-- Start --

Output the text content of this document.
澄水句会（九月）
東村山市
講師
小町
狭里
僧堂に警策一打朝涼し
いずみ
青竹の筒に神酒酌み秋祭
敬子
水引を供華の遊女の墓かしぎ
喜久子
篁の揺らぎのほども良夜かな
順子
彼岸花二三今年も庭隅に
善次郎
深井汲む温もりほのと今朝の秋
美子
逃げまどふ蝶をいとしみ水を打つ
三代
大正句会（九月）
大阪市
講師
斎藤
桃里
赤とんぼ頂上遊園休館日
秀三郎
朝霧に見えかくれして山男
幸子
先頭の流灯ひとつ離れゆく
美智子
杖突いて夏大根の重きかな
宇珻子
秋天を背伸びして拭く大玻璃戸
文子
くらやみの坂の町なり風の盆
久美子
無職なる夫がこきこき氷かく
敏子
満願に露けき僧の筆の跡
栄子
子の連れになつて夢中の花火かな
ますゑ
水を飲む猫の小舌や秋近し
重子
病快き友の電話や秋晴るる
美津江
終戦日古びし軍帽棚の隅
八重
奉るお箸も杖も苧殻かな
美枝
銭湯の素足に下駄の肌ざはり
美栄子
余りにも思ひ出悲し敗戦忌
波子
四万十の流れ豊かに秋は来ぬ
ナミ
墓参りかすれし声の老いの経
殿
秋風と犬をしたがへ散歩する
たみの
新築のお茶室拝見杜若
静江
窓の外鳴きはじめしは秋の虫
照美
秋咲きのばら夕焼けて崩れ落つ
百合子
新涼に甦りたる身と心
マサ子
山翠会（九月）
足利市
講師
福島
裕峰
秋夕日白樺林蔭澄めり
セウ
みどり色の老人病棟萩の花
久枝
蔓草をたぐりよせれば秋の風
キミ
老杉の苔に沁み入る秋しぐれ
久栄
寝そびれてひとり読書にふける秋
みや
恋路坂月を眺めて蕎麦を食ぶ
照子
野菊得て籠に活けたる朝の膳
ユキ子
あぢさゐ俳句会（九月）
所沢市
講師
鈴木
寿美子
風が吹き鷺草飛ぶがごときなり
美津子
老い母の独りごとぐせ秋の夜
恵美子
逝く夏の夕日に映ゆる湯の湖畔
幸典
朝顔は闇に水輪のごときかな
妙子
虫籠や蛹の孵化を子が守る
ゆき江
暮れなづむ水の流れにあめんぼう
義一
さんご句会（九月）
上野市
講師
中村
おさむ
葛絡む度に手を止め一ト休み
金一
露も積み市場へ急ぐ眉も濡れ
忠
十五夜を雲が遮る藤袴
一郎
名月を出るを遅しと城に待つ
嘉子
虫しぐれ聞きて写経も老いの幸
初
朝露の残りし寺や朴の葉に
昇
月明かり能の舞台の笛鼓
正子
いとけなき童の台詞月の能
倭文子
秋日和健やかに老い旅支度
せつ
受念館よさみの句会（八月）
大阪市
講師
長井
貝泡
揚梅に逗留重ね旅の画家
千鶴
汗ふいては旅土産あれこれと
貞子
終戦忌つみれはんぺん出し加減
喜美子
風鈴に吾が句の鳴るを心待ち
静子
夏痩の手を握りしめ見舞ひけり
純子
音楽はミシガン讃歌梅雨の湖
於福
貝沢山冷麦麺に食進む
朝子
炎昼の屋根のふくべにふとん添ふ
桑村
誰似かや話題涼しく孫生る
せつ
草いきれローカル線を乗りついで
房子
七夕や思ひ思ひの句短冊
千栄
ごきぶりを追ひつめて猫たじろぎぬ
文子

-- End --

## [Instructions for the task]
Print out the whole listing exactly as it appears.

## [Finished exercise]
Output the text content of this document.
澄水句会（九月）
東村山市
講師
小町
狭里
僧堂に警策一打朝涼し
いずみ
青竹の筒に神酒酌み秋祭
敬子
水引を供華の遊女の墓かしぎ
喜久子
篁の揺らぎのほども良夜かな
順子
彼岸花二三今年も庭隅に
善次郎
深井汲む温もりほのと今朝の秋
美子
逃げまどふ蝶をいとしみ水を打つ
三代
大正句会（九月）
大阪市
講師
斎藤
桃里
赤とんぼ頂上遊園休館日
秀三郎
朝霧に見えかくれして山男
幸子
先頭の流灯ひとつ離れゆく
美智子
杖突いて夏大根の重きかな
宇珻子
秋天を背伸びして拭く大玻璃戸
文子
くらやみの坂の町なり風の盆
久美子
無職なる夫がこきこき氷かく
敏子
満願に露けき僧の筆の跡
栄子
子の連れになつて夢中の花火かな
ますゑ
水を飲む猫の小舌や秋近し
重子
病快き友の電話や秋晴るる
美津江
終戦日古びし軍帽棚の隅
八重
奉るお箸も杖も苧殻かな
美枝
銭湯の素足に下駄の肌ざはり
美栄子
余りにも思ひ出悲し敗戦忌
波子
四万十の流れ豊かに秋は来ぬ
ナミ
墓参りかすれし声の老いの経
殿
秋風と犬をしたがへ散歩する
たみの
新築のお茶室拝見杜若
静江
窓の外鳴きはじめしは秋の虫
照美
秋咲きのばら夕焼けて崩れ落つ
百合子
新涼に甦りたる身と心
マサ子
山翠会（九月）
足利市
講師
福島
裕峰
秋夕日白樺林蔭澄めり
セウ
みどり色の老人病棟萩の花
久枝
蔓草をたぐりよせれば秋の風
キミ
老杉の苔に沁み入る秋しぐれ
久栄
寝そびれてひとり読書にふける秋
みや
恋路坂月を眺めて蕎麦を食ぶ
照子
野菊得て籠に活けたる朝の膳
ユキ子
あぢさゐ俳句会（九月）
所沢市
講師
鈴木
寿美子
風が吹き鷺草飛ぶがごときなり
美津子
老い母の独りごとぐせ秋の夜
恵美子
逝く夏の夕日に映ゆる湯の湖畔
幸典
朝顔は闇に水輪のごときかな
妙子
虫籠や蛹の孵化を子が守る
ゆき江
暮れなづむ水の流れにあめんぼう
義一
さんご句会（九月）
上野市
講師
中村
おさむ
葛絡む度に手を止め一ト休み
金一
露も積み市場へ急ぐ眉も濡れ
忠
十五夜を雲が遮る藤袴
一郎
名月を出るを遅しと城に待つ
嘉子
虫しぐれ聞きて写経も老いの幸
初
朝露の残りし寺や朴の葉に
昇
月明かり能の舞台の笛鼓
正子
いとけなき童の台詞月の能
倭文子
秋日和健やかに老い旅支度
せつ
受念館よさみの句会（八月）
大阪市
講師
長井
貝泡
揚梅に逗留重ね旅の画家
千鶴
汗ふいては旅土産あれこれと
貞子
終戦忌つみれはんぺん出し加減
喜美子
風鈴に吾が句の鳴るを心待ち
静子
夏痩の手を握りしめ見舞ひけり
純子
音楽はミシガン讃歌梅雨の湖
於福
貝沢山冷麦麺に食進む
朝子
炎昼の屋根のふくべにふとん添ふ
桑村
誰似かや話題涼しく孫生る
せつ
草いきれローカル線を乗りついで
房子
七夕や思ひ思ひの句短冊
千栄
ごきぶりを追ひつめて猫たじろぎぬ
文子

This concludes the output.